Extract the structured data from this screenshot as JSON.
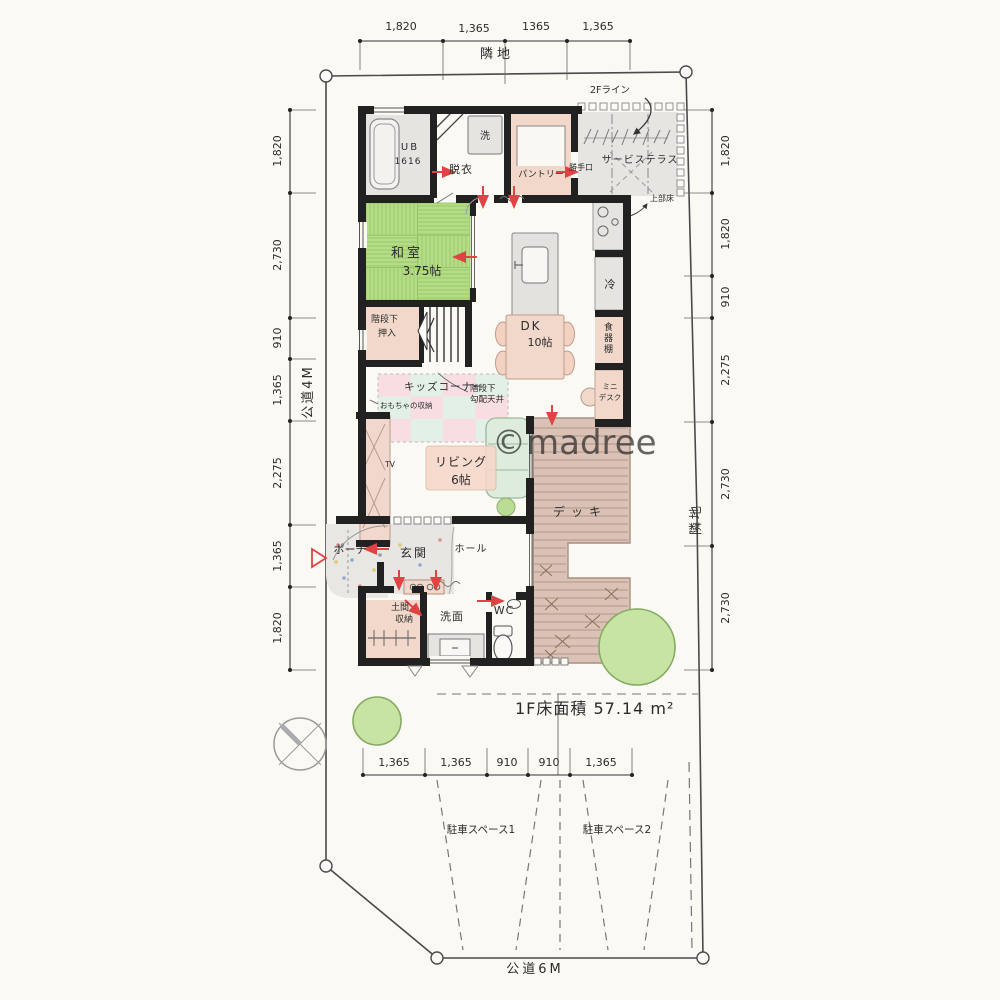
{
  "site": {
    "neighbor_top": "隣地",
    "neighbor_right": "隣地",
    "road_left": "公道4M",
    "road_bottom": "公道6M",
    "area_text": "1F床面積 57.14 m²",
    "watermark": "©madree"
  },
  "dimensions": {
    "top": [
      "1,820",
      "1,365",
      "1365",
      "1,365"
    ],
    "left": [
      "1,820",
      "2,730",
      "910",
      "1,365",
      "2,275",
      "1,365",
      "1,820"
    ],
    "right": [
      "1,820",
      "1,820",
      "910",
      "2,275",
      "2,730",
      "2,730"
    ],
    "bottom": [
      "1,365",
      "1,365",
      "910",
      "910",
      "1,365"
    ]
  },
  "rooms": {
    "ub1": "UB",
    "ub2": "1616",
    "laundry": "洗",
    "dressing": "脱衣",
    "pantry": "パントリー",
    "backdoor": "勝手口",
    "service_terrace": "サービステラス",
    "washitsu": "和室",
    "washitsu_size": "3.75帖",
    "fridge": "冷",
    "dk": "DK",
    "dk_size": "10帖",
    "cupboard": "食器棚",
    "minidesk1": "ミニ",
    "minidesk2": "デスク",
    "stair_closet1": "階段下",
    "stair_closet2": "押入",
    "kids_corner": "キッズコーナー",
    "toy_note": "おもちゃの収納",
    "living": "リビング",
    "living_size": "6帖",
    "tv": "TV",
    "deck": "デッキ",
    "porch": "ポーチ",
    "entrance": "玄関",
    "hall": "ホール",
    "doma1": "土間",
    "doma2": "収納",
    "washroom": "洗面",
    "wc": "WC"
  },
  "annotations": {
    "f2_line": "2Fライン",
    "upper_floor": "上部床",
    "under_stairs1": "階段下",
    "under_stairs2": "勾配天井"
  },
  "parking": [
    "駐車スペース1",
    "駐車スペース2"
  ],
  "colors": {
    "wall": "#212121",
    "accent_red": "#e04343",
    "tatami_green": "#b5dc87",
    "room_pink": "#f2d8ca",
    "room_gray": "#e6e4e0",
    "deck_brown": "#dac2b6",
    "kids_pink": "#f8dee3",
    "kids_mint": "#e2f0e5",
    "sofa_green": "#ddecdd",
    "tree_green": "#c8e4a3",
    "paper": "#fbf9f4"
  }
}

--*--

__DIRECTIONS FOR THIS TASK__
Pictures are to be left out; repeat all the remaining data exactly.

__REPLY TO THE TASK__
Extract the structured data from this screenshot as JSON.
{
  "site": {
    "neighbor_top": "隣地",
    "neighbor_right": "隣地",
    "road_left": "公道4M",
    "road_bottom": "公道6M",
    "area_text": "1F床面積 57.14 m²",
    "watermark": "©madree"
  },
  "dimensions": {
    "top": [
      "1,820",
      "1,365",
      "1365",
      "1,365"
    ],
    "left": [
      "1,820",
      "2,730",
      "910",
      "1,365",
      "2,275",
      "1,365",
      "1,820"
    ],
    "right": [
      "1,820",
      "1,820",
      "910",
      "2,275",
      "2,730",
      "2,730"
    ],
    "bottom": [
      "1,365",
      "1,365",
      "910",
      "910",
      "1,365"
    ]
  },
  "rooms": {
    "ub1": "UB",
    "ub2": "1616",
    "laundry": "洗",
    "dressing": "脱衣",
    "pantry": "パントリー",
    "backdoor": "勝手口",
    "service_terrace": "サービステラス",
    "washitsu": "和室",
    "washitsu_size": "3.75帖",
    "fridge": "冷",
    "dk": "DK",
    "dk_size": "10帖",
    "cupboard": "食器棚",
    "minidesk1": "ミニ",
    "minidesk2": "デスク",
    "stair_closet1": "階段下",
    "stair_closet2": "押入",
    "kids_corner": "キッズコーナー",
    "toy_note": "おもちゃの収納",
    "living": "リビング",
    "living_size": "6帖",
    "tv": "TV",
    "deck": "デッキ",
    "porch": "ポーチ",
    "entrance": "玄関",
    "hall": "ホール",
    "doma1": "土間",
    "doma2": "収納",
    "washroom": "洗面",
    "wc": "WC"
  },
  "annotations": {
    "f2_line": "2Fライン",
    "upper_floor": "上部床",
    "under_stairs1": "階段下",
    "under_stairs2": "勾配天井"
  },
  "parking": [
    "駐車スペース1",
    "駐車スペース2"
  ],
  "colors": {
    "wall": "#212121",
    "accent_red": "#e04343",
    "tatami_green": "#b5dc87",
    "room_pink": "#f2d8ca",
    "room_gray": "#e6e4e0",
    "deck_brown": "#dac2b6",
    "kids_pink": "#f8dee3",
    "kids_mint": "#e2f0e5",
    "sofa_green": "#ddecdd",
    "tree_green": "#c8e4a3",
    "paper": "#fbf9f4"
  }
}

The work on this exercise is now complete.